[Extracts from a graphics dataset]
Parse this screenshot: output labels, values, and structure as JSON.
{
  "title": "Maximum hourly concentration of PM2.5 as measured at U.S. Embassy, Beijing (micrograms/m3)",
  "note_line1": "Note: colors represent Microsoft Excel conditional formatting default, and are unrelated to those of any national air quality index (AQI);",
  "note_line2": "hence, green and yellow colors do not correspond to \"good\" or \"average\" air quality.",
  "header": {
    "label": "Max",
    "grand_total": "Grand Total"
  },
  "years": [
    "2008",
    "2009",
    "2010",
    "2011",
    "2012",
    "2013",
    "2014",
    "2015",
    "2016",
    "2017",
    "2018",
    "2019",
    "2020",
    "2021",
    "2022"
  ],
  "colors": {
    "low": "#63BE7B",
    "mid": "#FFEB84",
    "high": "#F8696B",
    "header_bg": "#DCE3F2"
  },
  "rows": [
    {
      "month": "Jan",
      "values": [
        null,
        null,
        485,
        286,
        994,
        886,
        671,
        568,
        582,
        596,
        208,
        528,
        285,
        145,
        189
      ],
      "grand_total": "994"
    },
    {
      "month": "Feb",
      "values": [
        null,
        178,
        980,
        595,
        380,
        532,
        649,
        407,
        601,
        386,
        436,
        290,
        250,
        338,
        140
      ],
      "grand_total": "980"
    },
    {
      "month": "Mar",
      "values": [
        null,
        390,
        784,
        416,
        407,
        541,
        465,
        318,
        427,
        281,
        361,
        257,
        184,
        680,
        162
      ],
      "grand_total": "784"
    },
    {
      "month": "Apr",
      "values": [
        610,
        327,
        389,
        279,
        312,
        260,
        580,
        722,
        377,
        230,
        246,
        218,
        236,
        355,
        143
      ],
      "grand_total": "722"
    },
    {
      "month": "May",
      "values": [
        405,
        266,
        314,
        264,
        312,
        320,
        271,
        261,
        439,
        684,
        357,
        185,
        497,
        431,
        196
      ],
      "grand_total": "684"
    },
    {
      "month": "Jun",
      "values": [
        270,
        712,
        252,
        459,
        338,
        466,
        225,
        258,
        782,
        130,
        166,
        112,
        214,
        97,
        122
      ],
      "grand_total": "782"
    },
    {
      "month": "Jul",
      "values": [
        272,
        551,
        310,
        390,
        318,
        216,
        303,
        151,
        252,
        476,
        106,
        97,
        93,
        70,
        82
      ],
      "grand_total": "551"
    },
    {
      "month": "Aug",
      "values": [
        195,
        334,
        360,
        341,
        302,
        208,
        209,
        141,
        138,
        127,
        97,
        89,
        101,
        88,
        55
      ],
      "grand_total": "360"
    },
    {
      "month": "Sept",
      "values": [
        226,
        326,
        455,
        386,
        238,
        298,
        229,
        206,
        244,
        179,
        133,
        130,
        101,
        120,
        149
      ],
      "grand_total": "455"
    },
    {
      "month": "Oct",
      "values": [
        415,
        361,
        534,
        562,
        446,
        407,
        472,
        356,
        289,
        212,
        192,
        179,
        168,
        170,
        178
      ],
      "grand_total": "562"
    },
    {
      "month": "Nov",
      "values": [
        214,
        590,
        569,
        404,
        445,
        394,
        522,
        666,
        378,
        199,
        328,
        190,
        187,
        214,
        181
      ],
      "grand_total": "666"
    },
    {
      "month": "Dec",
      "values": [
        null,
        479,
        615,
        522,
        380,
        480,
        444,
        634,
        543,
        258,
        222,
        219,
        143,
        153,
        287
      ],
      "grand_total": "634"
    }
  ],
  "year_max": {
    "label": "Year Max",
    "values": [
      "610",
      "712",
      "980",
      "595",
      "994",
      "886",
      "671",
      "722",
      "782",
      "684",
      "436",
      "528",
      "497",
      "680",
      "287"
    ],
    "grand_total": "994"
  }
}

**Task instructions:** Please output the complete data exactly.

**Full answer:**
Parse this screenshot: output labels, values, and structure as JSON.
{
  "title": "Maximum hourly concentration of PM2.5 as measured at U.S. Embassy, Beijing (micrograms/m3)",
  "note_line1": "Note: colors represent Microsoft Excel conditional formatting default, and are unrelated to those of any national air quality index (AQI);",
  "note_line2": "hence, green and yellow colors do not correspond to \"good\" or \"average\" air quality.",
  "header": {
    "label": "Max",
    "grand_total": "Grand Total"
  },
  "years": [
    "2008",
    "2009",
    "2010",
    "2011",
    "2012",
    "2013",
    "2014",
    "2015",
    "2016",
    "2017",
    "2018",
    "2019",
    "2020",
    "2021",
    "2022"
  ],
  "colors": {
    "low": "#63BE7B",
    "mid": "#FFEB84",
    "high": "#F8696B",
    "header_bg": "#DCE3F2"
  },
  "rows": [
    {
      "month": "Jan",
      "values": [
        null,
        null,
        485,
        286,
        994,
        886,
        671,
        568,
        582,
        596,
        208,
        528,
        285,
        145,
        189
      ],
      "grand_total": "994"
    },
    {
      "month": "Feb",
      "values": [
        null,
        178,
        980,
        595,
        380,
        532,
        649,
        407,
        601,
        386,
        436,
        290,
        250,
        338,
        140
      ],
      "grand_total": "980"
    },
    {
      "month": "Mar",
      "values": [
        null,
        390,
        784,
        416,
        407,
        541,
        465,
        318,
        427,
        281,
        361,
        257,
        184,
        680,
        162
      ],
      "grand_total": "784"
    },
    {
      "month": "Apr",
      "values": [
        610,
        327,
        389,
        279,
        312,
        260,
        580,
        722,
        377,
        230,
        246,
        218,
        236,
        355,
        143
      ],
      "grand_total": "722"
    },
    {
      "month": "May",
      "values": [
        405,
        266,
        314,
        264,
        312,
        320,
        271,
        261,
        439,
        684,
        357,
        185,
        497,
        431,
        196
      ],
      "grand_total": "684"
    },
    {
      "month": "Jun",
      "values": [
        270,
        712,
        252,
        459,
        338,
        466,
        225,
        258,
        782,
        130,
        166,
        112,
        214,
        97,
        122
      ],
      "grand_total": "782"
    },
    {
      "month": "Jul",
      "values": [
        272,
        551,
        310,
        390,
        318,
        216,
        303,
        151,
        252,
        476,
        106,
        97,
        93,
        70,
        82
      ],
      "grand_total": "551"
    },
    {
      "month": "Aug",
      "values": [
        195,
        334,
        360,
        341,
        302,
        208,
        209,
        141,
        138,
        127,
        97,
        89,
        101,
        88,
        55
      ],
      "grand_total": "360"
    },
    {
      "month": "Sept",
      "values": [
        226,
        326,
        455,
        386,
        238,
        298,
        229,
        206,
        244,
        179,
        133,
        130,
        101,
        120,
        149
      ],
      "grand_total": "455"
    },
    {
      "month": "Oct",
      "values": [
        415,
        361,
        534,
        562,
        446,
        407,
        472,
        356,
        289,
        212,
        192,
        179,
        168,
        170,
        178
      ],
      "grand_total": "562"
    },
    {
      "month": "Nov",
      "values": [
        214,
        590,
        569,
        404,
        445,
        394,
        522,
        666,
        378,
        199,
        328,
        190,
        187,
        214,
        181
      ],
      "grand_total": "666"
    },
    {
      "month": "Dec",
      "values": [
        null,
        479,
        615,
        522,
        380,
        480,
        444,
        634,
        543,
        258,
        222,
        219,
        143,
        153,
        287
      ],
      "grand_total": "634"
    }
  ],
  "year_max": {
    "label": "Year Max",
    "values": [
      "610",
      "712",
      "980",
      "595",
      "994",
      "886",
      "671",
      "722",
      "782",
      "684",
      "436",
      "528",
      "497",
      "680",
      "287"
    ],
    "grand_total": "994"
  }
}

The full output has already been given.